§ Instructions for the task: Can you copy the rows below verbatim, starting with the first row and stopping after the one that contains "- channel-lower-line: [255, 89, 576, 212]"?

§ Entries provided:
━━━━━━━━━━

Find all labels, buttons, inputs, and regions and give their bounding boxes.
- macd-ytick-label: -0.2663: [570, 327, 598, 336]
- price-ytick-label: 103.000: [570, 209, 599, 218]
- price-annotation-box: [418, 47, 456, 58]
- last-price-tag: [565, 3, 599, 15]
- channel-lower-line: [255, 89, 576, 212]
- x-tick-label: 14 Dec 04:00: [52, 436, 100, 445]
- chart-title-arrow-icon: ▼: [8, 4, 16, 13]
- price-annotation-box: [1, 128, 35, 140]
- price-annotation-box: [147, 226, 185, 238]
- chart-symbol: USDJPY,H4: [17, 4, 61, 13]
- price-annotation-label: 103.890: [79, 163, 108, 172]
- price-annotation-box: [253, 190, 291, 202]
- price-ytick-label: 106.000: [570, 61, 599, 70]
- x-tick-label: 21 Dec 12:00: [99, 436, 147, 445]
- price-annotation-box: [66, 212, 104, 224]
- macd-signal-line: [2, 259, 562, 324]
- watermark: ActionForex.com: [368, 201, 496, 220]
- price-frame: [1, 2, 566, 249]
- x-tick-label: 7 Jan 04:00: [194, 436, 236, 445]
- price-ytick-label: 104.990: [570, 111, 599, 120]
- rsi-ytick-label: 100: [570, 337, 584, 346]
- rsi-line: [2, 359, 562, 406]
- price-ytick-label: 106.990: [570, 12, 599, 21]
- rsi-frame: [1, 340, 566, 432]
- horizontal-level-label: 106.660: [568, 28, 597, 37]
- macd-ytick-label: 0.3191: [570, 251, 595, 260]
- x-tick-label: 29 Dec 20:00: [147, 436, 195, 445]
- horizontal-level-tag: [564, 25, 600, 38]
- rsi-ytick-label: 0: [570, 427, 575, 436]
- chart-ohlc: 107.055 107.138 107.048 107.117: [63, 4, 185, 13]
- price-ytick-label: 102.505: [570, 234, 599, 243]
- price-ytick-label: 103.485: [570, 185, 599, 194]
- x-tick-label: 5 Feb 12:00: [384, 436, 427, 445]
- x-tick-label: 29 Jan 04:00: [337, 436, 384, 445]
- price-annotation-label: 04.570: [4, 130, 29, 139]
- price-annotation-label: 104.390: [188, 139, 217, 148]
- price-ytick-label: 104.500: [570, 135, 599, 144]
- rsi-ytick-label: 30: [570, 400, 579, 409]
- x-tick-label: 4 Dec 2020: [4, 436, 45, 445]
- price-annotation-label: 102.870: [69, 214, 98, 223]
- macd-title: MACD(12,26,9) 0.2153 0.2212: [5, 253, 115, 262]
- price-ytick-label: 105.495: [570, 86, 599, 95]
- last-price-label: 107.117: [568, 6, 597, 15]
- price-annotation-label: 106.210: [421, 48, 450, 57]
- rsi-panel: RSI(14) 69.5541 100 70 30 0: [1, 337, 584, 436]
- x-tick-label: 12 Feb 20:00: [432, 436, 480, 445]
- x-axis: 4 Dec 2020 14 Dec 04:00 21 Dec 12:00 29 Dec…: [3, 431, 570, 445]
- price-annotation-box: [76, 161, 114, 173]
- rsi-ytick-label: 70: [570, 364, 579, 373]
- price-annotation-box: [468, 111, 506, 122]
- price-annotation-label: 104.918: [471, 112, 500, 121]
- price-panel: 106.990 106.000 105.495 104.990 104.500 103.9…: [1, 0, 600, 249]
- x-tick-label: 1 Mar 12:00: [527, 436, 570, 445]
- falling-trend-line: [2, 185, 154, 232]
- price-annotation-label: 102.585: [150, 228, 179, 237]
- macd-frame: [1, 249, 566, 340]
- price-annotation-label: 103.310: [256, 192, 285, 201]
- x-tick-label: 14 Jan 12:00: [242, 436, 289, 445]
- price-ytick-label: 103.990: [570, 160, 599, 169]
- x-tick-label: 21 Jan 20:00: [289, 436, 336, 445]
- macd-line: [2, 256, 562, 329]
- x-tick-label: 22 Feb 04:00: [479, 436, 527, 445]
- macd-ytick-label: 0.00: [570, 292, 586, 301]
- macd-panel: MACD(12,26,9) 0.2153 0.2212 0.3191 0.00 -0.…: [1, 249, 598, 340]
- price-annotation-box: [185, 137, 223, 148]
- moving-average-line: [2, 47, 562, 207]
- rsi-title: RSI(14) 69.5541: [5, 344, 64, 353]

━━━━━━━━━━

§ Task result:
Find all labels, buttons, inputs, and regions and give their bounding boxes.
- macd-ytick-label: -0.2663: [570, 327, 598, 336]
- price-ytick-label: 103.000: [570, 209, 599, 218]
- price-annotation-box: [418, 47, 456, 58]
- last-price-tag: [565, 3, 599, 15]
- channel-lower-line: [255, 89, 576, 212]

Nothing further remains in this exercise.